---- DATA TO PROCESS

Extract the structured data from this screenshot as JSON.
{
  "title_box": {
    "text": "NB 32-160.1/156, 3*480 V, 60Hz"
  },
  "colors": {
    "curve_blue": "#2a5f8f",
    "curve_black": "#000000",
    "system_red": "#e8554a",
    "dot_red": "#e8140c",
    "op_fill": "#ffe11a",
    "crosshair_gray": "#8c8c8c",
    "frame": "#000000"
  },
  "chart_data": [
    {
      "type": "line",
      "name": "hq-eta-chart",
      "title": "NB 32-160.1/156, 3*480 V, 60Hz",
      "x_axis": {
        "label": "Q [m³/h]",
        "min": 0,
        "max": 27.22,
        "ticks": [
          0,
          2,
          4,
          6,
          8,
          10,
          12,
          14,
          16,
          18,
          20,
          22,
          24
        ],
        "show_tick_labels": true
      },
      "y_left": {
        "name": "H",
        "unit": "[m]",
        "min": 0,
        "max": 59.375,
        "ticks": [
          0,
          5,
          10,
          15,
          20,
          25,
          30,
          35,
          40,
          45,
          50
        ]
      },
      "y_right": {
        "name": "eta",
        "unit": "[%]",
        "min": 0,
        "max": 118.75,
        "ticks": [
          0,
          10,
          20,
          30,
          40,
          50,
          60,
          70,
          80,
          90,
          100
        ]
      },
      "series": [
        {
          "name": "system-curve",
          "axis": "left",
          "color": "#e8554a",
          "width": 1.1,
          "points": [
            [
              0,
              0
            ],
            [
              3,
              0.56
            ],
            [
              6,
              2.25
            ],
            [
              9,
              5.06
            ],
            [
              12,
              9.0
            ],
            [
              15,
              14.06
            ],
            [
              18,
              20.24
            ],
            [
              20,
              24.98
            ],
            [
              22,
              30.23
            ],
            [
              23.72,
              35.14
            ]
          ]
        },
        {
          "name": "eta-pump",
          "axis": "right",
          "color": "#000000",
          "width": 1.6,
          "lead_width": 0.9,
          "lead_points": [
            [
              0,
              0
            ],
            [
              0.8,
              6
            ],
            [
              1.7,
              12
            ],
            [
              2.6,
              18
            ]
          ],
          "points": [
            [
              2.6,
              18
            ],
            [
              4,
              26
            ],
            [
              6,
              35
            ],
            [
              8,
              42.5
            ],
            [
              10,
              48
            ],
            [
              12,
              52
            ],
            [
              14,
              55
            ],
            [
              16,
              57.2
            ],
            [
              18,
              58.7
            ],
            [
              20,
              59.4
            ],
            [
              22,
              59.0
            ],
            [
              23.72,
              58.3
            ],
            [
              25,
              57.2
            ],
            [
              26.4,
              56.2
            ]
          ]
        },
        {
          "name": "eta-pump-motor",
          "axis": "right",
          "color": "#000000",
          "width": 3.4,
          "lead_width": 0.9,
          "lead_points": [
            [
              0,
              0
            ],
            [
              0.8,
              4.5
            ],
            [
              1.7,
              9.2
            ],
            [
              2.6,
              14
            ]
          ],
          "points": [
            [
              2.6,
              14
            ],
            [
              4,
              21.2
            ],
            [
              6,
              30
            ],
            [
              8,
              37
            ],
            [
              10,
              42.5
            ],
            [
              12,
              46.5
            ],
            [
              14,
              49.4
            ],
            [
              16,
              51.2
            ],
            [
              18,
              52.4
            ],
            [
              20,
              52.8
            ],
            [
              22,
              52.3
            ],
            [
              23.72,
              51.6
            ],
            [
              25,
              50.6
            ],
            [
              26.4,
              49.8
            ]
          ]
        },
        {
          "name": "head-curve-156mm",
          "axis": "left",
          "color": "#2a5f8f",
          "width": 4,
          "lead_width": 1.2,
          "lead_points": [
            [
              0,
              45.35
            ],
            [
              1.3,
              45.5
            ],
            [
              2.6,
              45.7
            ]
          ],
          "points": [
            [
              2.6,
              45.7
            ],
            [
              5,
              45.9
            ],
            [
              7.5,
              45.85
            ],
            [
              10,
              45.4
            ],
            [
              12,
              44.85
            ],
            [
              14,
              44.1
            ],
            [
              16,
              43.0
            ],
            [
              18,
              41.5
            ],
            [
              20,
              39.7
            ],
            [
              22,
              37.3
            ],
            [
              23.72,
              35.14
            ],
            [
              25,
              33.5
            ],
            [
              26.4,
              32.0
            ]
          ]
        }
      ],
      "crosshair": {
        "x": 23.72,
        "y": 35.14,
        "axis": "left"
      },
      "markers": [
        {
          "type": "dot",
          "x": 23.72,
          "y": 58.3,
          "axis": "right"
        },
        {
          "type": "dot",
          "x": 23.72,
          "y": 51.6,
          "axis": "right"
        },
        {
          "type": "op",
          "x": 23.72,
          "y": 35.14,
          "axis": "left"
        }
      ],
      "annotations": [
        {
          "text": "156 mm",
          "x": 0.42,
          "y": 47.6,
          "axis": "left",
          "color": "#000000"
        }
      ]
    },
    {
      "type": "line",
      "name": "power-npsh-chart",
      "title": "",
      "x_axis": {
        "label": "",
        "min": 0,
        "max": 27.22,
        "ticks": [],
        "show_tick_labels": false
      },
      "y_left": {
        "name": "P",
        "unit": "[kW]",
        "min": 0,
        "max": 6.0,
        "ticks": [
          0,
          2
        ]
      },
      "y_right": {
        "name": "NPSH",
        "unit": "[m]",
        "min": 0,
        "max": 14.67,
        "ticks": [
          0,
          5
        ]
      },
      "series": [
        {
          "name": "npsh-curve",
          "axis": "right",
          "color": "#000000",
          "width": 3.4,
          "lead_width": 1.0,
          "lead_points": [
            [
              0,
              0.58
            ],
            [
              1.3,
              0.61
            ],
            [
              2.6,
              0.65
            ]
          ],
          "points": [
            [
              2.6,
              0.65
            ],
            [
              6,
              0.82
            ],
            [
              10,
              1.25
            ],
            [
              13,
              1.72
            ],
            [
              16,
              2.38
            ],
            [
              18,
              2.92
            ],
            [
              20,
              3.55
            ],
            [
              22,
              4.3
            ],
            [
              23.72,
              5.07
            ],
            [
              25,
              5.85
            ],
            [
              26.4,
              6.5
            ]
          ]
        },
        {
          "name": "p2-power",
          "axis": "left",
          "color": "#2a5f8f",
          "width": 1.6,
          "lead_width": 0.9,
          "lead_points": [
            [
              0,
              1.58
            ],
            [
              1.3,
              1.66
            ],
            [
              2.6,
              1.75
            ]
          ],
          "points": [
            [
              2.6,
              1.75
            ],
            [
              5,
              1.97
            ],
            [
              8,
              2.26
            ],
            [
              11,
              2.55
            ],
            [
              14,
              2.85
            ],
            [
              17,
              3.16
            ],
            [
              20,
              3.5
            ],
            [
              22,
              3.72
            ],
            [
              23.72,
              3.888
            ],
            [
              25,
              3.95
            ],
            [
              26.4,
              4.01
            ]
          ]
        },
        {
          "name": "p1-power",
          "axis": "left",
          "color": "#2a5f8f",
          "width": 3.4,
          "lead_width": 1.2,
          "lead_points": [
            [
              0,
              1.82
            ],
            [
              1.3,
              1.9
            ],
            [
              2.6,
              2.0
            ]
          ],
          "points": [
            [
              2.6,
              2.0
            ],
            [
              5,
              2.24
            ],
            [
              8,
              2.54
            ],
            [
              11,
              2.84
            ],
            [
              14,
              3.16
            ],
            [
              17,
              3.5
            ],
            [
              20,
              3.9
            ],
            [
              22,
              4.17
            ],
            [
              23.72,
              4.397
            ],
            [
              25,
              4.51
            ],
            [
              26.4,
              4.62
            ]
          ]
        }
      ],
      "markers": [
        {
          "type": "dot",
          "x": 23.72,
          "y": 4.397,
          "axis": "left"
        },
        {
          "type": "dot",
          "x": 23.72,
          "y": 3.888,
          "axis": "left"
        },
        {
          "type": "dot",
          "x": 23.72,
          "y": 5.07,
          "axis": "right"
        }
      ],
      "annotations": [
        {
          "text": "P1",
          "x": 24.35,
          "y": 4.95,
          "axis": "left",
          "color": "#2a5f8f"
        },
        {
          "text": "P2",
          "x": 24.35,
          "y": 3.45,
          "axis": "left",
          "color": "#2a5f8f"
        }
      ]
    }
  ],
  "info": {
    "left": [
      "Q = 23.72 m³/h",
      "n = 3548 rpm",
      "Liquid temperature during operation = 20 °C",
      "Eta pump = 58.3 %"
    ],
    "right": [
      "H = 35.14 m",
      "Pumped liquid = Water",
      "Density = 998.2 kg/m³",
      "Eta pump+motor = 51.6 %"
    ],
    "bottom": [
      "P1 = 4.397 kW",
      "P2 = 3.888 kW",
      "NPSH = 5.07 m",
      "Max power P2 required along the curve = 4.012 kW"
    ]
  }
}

--------
---- DATA TO PROCESS

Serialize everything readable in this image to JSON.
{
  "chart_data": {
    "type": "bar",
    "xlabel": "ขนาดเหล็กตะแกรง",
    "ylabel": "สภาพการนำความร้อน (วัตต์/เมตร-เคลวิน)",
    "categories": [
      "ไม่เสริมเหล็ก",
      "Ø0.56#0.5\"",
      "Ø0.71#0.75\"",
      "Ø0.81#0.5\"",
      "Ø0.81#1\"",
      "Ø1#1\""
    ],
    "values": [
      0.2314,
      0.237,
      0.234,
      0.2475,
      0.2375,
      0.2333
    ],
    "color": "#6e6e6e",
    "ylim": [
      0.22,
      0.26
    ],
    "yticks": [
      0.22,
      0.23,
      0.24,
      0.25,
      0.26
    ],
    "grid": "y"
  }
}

--------

Return only the number of lines in the data above that include the word "motor".

* _ANSWER FOR THE TASK_
2